• [What is expected]:
Wherever the word "from" shows up in a line, please copy that line.

[Recorded data]
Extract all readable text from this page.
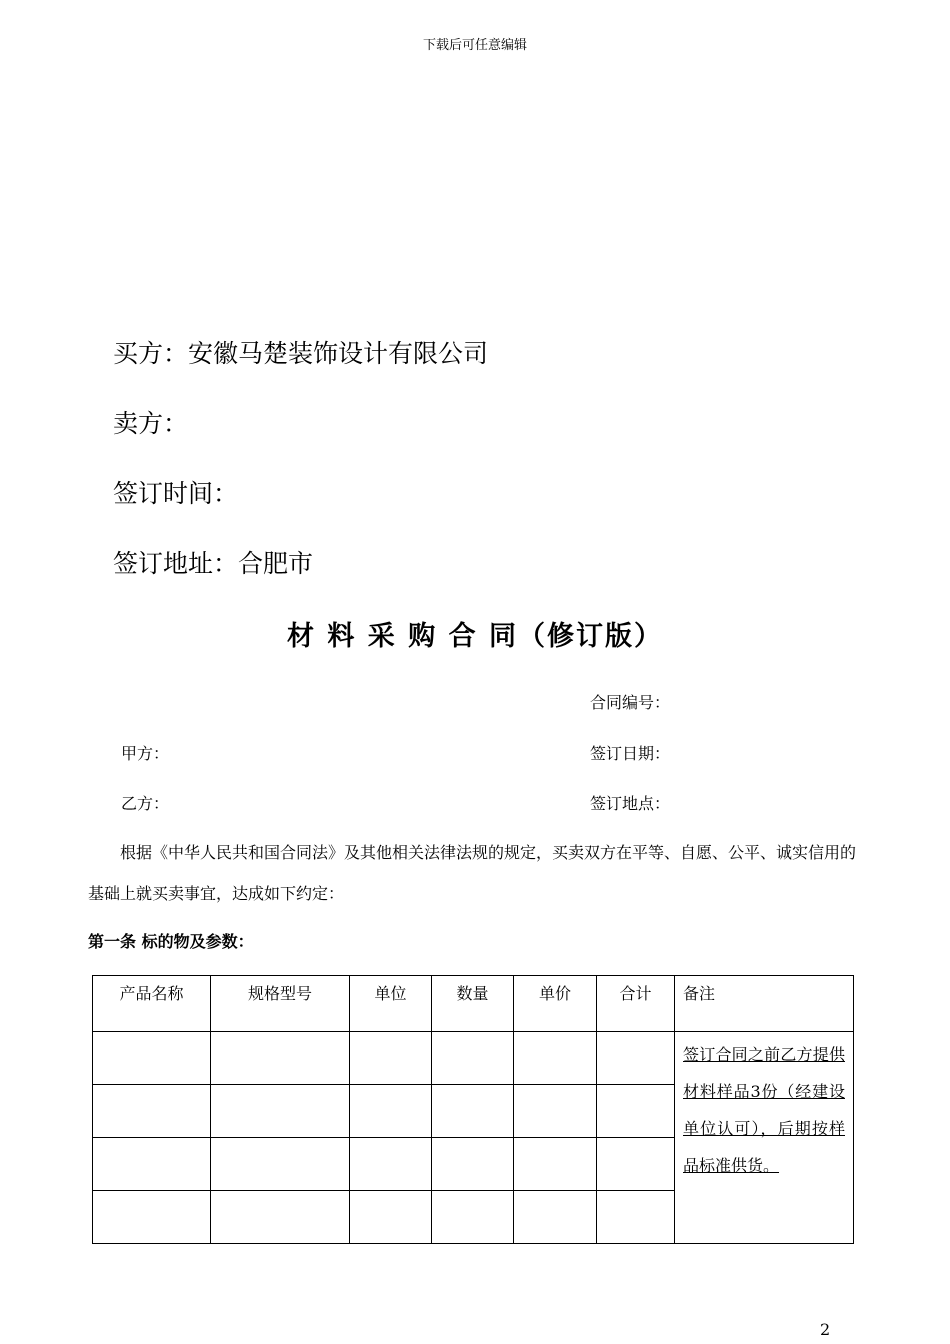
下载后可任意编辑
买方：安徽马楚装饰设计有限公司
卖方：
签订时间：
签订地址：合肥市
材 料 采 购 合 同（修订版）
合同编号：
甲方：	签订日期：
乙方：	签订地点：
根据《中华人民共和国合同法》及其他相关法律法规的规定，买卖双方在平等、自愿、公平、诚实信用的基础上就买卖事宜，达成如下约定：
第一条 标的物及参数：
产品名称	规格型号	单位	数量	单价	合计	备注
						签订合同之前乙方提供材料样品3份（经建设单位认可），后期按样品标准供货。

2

--

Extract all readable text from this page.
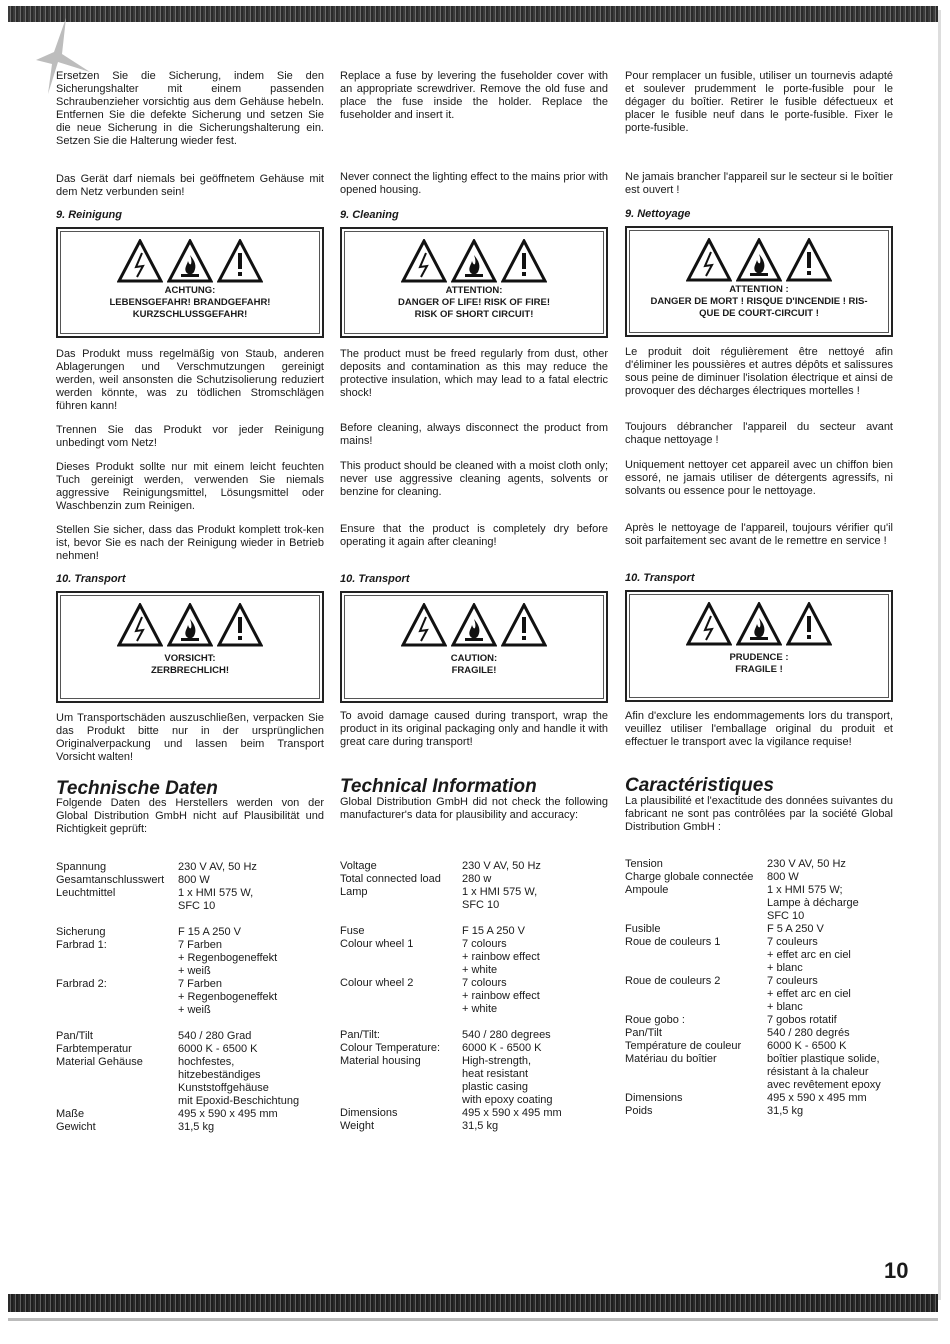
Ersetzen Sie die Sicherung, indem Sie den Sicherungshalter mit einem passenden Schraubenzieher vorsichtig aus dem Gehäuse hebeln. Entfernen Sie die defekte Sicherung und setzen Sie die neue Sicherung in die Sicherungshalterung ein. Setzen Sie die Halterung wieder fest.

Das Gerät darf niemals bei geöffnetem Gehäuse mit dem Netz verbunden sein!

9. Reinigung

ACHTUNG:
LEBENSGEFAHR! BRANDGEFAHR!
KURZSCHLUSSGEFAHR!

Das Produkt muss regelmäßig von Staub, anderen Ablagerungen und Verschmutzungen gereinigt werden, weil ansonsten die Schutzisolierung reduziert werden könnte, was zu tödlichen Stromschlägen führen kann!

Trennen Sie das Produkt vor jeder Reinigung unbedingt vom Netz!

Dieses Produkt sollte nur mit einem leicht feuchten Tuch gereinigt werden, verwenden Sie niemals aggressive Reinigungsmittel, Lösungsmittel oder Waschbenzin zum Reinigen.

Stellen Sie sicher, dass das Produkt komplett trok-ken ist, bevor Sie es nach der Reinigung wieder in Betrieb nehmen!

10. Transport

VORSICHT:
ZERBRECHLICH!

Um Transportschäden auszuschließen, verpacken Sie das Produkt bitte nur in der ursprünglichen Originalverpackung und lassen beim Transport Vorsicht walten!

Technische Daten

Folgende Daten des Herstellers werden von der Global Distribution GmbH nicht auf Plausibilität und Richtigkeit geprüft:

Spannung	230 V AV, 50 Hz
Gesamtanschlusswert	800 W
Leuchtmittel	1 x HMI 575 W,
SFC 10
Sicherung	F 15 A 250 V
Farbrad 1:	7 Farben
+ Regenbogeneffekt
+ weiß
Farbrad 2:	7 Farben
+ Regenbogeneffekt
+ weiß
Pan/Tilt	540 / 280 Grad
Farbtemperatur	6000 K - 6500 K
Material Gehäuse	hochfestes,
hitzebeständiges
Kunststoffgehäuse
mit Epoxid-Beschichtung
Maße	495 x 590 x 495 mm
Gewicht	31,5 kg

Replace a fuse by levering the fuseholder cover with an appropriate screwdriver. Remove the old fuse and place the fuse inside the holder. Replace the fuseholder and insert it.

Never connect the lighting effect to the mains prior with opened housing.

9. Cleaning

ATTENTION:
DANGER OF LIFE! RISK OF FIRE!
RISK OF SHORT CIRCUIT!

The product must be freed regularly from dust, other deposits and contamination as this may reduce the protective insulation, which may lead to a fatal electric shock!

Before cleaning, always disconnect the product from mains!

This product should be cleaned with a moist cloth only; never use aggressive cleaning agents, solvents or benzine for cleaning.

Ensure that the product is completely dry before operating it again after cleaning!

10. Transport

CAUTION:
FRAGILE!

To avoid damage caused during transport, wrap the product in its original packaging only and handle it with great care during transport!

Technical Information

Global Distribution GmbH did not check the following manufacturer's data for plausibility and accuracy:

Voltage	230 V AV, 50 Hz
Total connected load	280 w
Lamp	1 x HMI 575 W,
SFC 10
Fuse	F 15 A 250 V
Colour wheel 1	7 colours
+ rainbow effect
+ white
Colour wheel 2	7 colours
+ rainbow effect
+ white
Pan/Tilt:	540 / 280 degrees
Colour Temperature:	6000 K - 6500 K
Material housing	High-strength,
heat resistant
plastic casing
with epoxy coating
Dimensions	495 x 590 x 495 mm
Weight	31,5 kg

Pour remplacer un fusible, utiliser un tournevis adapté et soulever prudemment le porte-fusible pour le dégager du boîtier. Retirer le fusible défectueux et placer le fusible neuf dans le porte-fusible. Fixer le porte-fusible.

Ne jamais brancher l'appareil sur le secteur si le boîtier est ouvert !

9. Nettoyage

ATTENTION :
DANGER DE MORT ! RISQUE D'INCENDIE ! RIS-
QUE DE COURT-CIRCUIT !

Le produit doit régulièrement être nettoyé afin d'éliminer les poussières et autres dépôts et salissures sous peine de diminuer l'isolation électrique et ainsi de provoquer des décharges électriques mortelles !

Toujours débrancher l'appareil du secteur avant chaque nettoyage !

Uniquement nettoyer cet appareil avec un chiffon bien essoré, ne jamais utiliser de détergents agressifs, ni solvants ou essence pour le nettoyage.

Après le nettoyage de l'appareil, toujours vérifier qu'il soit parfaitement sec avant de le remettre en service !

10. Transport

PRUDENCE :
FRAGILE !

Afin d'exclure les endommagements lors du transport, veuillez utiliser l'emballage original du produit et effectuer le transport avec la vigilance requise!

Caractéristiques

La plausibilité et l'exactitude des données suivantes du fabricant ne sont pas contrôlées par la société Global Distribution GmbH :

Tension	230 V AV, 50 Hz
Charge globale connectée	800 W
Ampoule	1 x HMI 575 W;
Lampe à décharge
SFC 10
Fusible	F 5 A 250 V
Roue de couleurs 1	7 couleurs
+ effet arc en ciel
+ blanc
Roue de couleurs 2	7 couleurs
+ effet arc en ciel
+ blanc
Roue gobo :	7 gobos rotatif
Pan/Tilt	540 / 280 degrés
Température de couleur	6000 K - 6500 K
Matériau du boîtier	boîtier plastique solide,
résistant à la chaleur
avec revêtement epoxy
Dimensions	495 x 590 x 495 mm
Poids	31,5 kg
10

• [Answer to this problem]:
Extract all readable text from this page.
Extract all readable text from this page.
The product must be freed regularly from dust, other deposits and contamination as this may reduce the protective insulation, which may lead to a fatal electric shock!
Before cleaning, always disconnect the product from mains!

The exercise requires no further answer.